> _What you should do_: Look below and pull out each line with the word "collection".

> _The data_:

* start *

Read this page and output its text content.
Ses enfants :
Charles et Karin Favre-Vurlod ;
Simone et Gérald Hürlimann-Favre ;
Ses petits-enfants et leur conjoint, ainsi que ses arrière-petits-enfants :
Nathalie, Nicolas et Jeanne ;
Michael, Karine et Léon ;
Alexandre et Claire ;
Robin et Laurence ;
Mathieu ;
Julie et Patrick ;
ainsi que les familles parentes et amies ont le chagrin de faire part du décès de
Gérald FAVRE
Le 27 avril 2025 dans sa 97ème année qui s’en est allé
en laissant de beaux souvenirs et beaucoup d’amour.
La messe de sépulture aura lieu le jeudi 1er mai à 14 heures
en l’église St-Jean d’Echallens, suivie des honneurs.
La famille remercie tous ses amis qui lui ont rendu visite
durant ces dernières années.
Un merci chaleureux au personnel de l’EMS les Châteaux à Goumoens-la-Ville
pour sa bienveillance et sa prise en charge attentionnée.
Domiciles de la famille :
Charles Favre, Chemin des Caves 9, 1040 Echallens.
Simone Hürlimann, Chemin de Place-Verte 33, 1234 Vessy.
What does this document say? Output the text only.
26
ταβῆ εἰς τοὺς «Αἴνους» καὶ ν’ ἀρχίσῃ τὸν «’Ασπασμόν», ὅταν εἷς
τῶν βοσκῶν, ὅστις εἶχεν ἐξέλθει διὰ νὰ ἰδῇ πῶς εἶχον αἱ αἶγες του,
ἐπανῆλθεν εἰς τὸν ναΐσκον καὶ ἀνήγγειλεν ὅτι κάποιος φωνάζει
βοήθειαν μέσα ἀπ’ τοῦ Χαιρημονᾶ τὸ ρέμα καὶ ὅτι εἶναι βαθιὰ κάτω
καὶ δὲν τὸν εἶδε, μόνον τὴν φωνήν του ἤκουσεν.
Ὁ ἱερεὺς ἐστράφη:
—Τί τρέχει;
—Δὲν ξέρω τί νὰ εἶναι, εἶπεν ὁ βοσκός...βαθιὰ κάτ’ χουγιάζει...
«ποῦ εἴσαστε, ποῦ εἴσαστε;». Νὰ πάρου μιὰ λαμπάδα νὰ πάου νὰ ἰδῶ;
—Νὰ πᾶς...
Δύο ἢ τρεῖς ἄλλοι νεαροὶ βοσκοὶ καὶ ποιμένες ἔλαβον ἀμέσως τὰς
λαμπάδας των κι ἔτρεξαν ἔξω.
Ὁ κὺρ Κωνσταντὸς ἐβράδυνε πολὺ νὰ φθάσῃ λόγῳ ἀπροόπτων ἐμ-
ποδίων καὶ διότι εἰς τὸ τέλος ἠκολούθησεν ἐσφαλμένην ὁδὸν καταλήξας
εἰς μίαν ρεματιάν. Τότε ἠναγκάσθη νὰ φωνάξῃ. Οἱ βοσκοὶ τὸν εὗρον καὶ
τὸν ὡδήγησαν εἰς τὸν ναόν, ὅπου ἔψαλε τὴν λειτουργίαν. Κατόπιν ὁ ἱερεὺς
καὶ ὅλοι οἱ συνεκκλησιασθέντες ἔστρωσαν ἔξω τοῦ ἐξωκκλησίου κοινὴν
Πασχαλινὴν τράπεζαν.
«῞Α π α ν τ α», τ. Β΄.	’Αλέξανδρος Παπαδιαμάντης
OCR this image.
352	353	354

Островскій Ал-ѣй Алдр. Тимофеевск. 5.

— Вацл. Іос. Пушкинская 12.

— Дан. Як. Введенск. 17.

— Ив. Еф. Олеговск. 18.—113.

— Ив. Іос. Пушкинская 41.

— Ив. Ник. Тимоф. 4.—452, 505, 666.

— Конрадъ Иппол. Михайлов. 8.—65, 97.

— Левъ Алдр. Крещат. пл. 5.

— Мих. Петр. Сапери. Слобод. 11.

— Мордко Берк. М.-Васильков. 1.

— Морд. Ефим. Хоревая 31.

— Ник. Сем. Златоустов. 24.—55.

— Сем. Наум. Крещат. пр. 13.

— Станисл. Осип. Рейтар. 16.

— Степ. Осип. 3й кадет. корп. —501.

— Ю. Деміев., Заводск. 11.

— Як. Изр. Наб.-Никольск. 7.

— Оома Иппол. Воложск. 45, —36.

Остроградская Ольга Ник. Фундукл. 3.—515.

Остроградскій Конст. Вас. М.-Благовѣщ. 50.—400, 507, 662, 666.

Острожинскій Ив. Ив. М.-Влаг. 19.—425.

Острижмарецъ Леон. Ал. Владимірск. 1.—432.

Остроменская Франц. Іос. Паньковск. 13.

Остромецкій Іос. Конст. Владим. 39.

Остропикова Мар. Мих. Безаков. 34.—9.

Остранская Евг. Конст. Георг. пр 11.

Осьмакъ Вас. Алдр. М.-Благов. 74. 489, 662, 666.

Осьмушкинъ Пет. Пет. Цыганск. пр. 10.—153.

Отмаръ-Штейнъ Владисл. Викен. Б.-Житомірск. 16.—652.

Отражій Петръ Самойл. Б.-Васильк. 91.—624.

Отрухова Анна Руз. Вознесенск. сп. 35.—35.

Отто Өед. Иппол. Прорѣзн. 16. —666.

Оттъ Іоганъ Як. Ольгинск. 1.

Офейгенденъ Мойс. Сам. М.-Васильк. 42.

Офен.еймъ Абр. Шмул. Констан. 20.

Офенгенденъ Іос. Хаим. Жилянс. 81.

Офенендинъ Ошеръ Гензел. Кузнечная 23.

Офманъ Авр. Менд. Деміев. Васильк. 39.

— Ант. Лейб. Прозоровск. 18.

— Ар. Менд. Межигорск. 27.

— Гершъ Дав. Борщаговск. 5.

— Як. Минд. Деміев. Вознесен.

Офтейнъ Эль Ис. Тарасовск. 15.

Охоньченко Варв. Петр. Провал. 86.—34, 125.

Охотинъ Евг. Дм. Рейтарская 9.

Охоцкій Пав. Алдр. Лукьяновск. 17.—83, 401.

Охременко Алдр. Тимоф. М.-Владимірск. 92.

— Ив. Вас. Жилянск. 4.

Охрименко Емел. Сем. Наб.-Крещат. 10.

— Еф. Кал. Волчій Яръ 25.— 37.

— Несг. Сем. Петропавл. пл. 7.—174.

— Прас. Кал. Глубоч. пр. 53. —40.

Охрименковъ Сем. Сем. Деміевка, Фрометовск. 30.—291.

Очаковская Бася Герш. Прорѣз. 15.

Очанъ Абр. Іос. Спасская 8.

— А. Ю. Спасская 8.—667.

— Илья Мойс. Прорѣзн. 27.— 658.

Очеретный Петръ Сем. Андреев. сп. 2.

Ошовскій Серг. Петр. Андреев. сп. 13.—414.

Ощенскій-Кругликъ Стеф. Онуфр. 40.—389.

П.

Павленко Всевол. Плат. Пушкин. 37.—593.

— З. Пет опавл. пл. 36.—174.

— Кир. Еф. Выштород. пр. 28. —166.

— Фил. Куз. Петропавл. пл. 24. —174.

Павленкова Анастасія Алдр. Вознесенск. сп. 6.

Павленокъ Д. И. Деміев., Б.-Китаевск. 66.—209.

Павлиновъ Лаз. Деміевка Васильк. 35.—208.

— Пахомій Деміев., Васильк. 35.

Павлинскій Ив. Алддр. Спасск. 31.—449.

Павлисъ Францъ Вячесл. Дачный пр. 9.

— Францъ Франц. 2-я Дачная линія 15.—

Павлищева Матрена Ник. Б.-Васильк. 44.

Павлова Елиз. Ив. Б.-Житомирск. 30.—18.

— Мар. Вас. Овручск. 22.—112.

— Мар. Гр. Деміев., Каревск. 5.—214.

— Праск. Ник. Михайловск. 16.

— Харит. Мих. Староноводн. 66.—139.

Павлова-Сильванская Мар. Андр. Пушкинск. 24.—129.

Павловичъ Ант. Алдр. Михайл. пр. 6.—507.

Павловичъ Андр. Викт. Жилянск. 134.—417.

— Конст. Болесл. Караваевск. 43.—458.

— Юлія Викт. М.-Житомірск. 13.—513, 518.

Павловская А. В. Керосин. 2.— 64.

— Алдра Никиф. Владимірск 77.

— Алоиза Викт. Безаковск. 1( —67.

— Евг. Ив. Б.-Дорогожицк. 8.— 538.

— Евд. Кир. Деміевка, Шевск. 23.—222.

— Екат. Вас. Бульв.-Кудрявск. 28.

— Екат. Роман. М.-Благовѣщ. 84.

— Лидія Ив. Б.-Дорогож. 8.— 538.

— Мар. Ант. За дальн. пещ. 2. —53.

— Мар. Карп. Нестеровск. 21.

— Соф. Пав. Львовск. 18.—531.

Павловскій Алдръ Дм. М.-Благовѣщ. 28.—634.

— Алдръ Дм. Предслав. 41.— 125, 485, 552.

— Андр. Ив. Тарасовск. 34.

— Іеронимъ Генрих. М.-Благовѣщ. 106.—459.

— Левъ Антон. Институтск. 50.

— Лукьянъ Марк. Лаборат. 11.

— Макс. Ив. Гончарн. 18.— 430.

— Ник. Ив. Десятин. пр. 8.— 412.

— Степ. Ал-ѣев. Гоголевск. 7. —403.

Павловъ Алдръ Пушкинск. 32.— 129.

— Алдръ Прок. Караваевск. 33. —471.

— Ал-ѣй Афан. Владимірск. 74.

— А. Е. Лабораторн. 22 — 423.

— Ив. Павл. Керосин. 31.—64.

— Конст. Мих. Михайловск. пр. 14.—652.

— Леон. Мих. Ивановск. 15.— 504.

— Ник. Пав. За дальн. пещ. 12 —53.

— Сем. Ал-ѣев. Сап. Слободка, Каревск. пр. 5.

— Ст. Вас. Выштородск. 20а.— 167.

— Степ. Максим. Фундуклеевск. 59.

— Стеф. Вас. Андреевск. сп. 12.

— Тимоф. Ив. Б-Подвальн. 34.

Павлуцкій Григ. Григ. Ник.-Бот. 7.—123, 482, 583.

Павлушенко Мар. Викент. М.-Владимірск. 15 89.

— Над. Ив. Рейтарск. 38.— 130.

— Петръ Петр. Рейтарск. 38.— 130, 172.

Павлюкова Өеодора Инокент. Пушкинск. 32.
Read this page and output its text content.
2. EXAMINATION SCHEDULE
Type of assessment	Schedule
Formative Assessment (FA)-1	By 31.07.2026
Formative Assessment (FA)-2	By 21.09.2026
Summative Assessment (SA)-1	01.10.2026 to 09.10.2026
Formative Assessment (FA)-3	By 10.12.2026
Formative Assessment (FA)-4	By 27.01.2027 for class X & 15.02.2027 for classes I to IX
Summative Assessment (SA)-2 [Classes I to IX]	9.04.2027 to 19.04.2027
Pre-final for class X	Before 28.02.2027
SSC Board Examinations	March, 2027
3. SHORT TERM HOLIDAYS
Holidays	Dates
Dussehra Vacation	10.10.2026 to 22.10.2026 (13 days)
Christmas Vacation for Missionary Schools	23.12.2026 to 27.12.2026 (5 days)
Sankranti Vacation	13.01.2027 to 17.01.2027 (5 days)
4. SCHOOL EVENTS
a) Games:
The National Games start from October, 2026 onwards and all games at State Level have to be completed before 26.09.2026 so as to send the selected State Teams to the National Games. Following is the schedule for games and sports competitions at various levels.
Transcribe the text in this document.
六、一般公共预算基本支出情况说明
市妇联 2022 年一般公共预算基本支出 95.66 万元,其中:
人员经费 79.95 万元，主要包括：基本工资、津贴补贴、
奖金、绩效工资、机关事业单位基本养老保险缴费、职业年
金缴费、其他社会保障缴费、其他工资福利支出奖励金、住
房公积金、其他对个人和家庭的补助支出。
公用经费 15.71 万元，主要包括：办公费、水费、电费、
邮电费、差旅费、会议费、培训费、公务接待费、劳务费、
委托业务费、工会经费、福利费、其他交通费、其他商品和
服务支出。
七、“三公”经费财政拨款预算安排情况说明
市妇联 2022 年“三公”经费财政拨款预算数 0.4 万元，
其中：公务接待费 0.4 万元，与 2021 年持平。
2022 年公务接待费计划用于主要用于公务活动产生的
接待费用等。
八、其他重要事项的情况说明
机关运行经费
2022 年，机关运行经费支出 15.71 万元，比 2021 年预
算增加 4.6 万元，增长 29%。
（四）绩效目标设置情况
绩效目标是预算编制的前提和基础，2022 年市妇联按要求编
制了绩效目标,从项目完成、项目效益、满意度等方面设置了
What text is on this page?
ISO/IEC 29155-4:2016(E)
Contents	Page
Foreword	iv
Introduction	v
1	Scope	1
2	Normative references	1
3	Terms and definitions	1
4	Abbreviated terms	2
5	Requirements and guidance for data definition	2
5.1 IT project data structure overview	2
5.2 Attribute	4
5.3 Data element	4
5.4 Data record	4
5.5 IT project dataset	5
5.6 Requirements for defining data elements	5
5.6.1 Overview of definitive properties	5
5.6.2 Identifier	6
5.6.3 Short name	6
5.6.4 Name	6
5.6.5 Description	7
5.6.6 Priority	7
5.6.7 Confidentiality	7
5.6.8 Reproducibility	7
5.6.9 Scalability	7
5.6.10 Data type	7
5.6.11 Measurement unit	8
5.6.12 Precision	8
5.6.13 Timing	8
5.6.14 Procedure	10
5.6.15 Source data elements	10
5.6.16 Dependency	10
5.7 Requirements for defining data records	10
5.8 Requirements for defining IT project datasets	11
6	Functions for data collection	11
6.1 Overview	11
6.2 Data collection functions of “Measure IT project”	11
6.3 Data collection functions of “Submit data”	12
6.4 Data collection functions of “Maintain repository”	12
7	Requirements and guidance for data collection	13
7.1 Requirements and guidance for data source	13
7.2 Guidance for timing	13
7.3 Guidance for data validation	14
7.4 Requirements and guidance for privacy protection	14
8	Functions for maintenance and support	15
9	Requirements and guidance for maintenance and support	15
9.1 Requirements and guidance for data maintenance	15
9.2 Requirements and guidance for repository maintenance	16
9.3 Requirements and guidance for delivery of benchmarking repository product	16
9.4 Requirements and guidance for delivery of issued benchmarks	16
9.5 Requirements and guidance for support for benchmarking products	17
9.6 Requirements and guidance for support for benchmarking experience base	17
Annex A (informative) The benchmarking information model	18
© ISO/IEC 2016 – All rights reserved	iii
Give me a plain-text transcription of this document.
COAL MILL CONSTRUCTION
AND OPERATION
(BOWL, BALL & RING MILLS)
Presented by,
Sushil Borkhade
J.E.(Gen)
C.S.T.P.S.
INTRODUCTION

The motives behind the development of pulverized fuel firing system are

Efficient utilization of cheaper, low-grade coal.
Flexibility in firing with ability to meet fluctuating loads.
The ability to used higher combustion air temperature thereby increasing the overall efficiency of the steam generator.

* end *

> _Answer for the task_:
6	Functions for data collection	11
6.2 Data collection functions of “Measure IT project”	11
6.3 Data collection functions of “Submit data”	12
6.4 Data collection functions of “Maintain repository”	12
7	Requirements and guidance for data collection	13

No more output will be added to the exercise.